- Work instructions: An exact copy of all the data is required, with pictures left out.

--- START The records ---

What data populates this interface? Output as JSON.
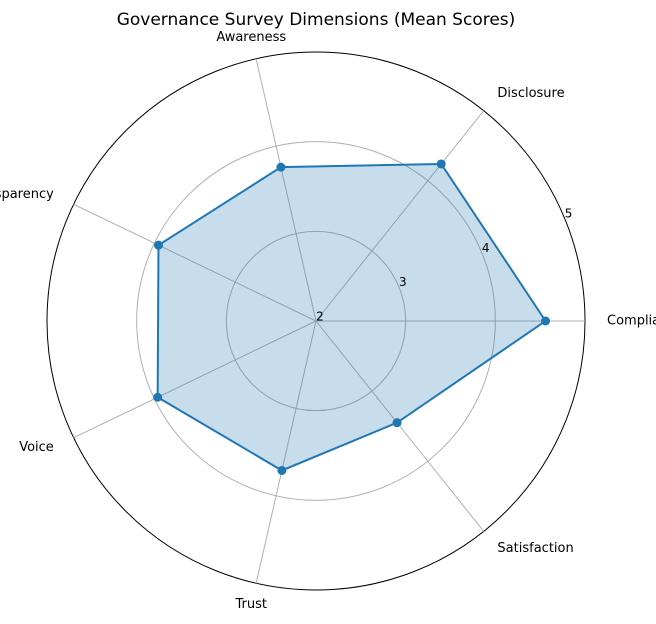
{
  "chart_data": {
    "type": "radar",
    "title": "Governance Survey Dimensions (Mean Scores)",
    "categories": [
      "Compliance",
      "Disclosure",
      "Awareness",
      "Transparency",
      "Voice",
      "Trust",
      "Satisfaction"
    ],
    "values": [
      4.56,
      4.24,
      3.76,
      3.95,
      3.96,
      3.71,
      3.45
    ],
    "color": "#1f77b4",
    "ylim": [
      2,
      5
    ],
    "yticks": [
      2,
      3,
      4,
      5
    ],
    "grid": true
  }
}
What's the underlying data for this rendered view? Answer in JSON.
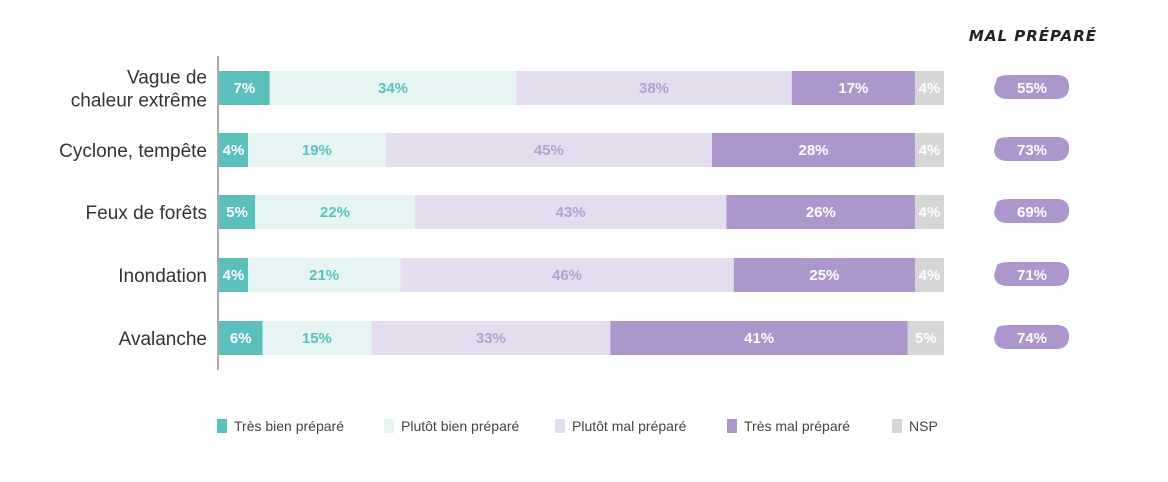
{
  "chart_data": {
    "type": "bar",
    "orientation": "horizontal",
    "stacked": true,
    "percent_stacked": true,
    "categories": [
      [
        "Vague de",
        "chaleur extrême"
      ],
      [
        "Cyclone, tempête"
      ],
      [
        "Feux de forêts"
      ],
      [
        "Inondation"
      ],
      [
        "Avalanche"
      ]
    ],
    "series": [
      {
        "name": "Très bien préparé",
        "color": "#5bbfbc",
        "label_color": "#ffffff",
        "values": [
          7,
          4,
          5,
          4,
          6
        ]
      },
      {
        "name": "Plutôt bien préparé",
        "color": "#e6f5f4",
        "label_color": "#5bbfbc",
        "values": [
          34,
          19,
          22,
          21,
          15
        ]
      },
      {
        "name": "Plutôt mal préparé",
        "color": "#e4ddef",
        "label_color": "#b2a2cf",
        "values": [
          38,
          45,
          43,
          46,
          33
        ]
      },
      {
        "name": "Très mal préparé",
        "color": "#ad96cc",
        "label_color": "#ffffff",
        "values": [
          17,
          28,
          26,
          25,
          41
        ]
      },
      {
        "name": "NSP",
        "color": "#d6d6d6",
        "label_color": "#ffffff",
        "values": [
          4,
          4,
          4,
          4,
          5
        ]
      }
    ],
    "value_suffix": "%",
    "summary": {
      "title": "MAL PRÉPARÉ",
      "color": "#ad96cc",
      "values": [
        55,
        73,
        69,
        71,
        74
      ]
    },
    "legend_position": "bottom",
    "title": "",
    "xlabel": "",
    "ylabel": ""
  }
}
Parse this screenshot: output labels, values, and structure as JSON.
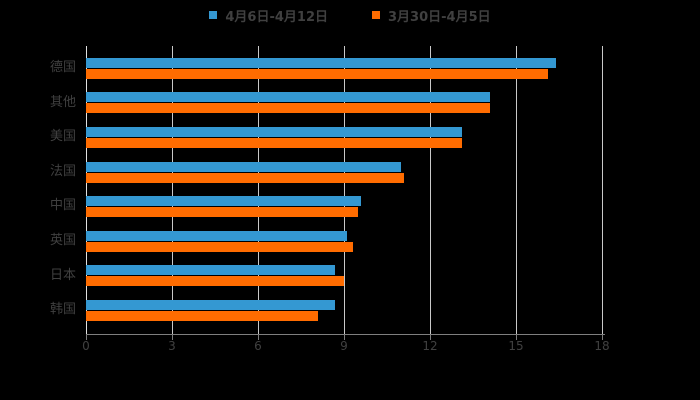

--- END The records ---

- Expected answer:
What data populates this interface? Output as JSON.
{
  "chart_data": {
    "type": "radar",
    "title": "Governance Survey Dimensions (Mean Scores)",
    "categories": [
      "Compliance",
      "Disclosure",
      "Awareness",
      "Transparency",
      "Voice",
      "Trust",
      "Satisfaction"
    ],
    "values": [
      4.56,
      4.24,
      3.76,
      3.95,
      3.96,
      3.71,
      3.45
    ],
    "color": "#1f77b4",
    "ylim": [
      2,
      5
    ],
    "yticks": [
      2,
      3,
      4,
      5
    ],
    "grid": true
  }
}
What's the underlying data for this rendered view? Answer in JSON.
{
  "chart_data": {
    "type": "bar",
    "orientation": "horizontal",
    "stacked": true,
    "percent_stacked": true,
    "categories": [
      [
        "Vague de",
        "chaleur extrême"
      ],
      [
        "Cyclone, tempête"
      ],
      [
        "Feux de forêts"
      ],
      [
        "Inondation"
      ],
      [
        "Avalanche"
      ]
    ],
    "series": [
      {
        "name": "Très bien préparé",
        "color": "#5bbfbc",
        "label_color": "#ffffff",
        "values": [
          7,
          4,
          5,
          4,
          6
        ]
      },
      {
        "name": "Plutôt bien préparé",
        "color": "#e6f5f4",
        "label_color": "#5bbfbc",
        "values": [
          34,
          19,
          22,
          21,
          15
        ]
      },
      {
        "name": "Plutôt mal préparé",
        "color": "#e4ddef",
        "label_color": "#b2a2cf",
        "values": [
          38,
          45,
          43,
          46,
          33
        ]
      },
      {
        "name": "Très mal préparé",
        "color": "#ad96cc",
        "label_color": "#ffffff",
        "values": [
          17,
          28,
          26,
          25,
          41
        ]
      },
      {
        "name": "NSP",
        "color": "#d6d6d6",
        "label_color": "#ffffff",
        "values": [
          4,
          4,
          4,
          4,
          5
        ]
      }
    ],
    "value_suffix": "%",
    "summary": {
      "title": "MAL PRÉPARÉ",
      "color": "#ad96cc",
      "values": [
        55,
        73,
        69,
        71,
        74
      ]
    },
    "legend_position": "bottom",
    "title": "",
    "xlabel": "",
    "ylabel": ""
  }
}
Parse this screenshot: output labels, values, and structure as JSON.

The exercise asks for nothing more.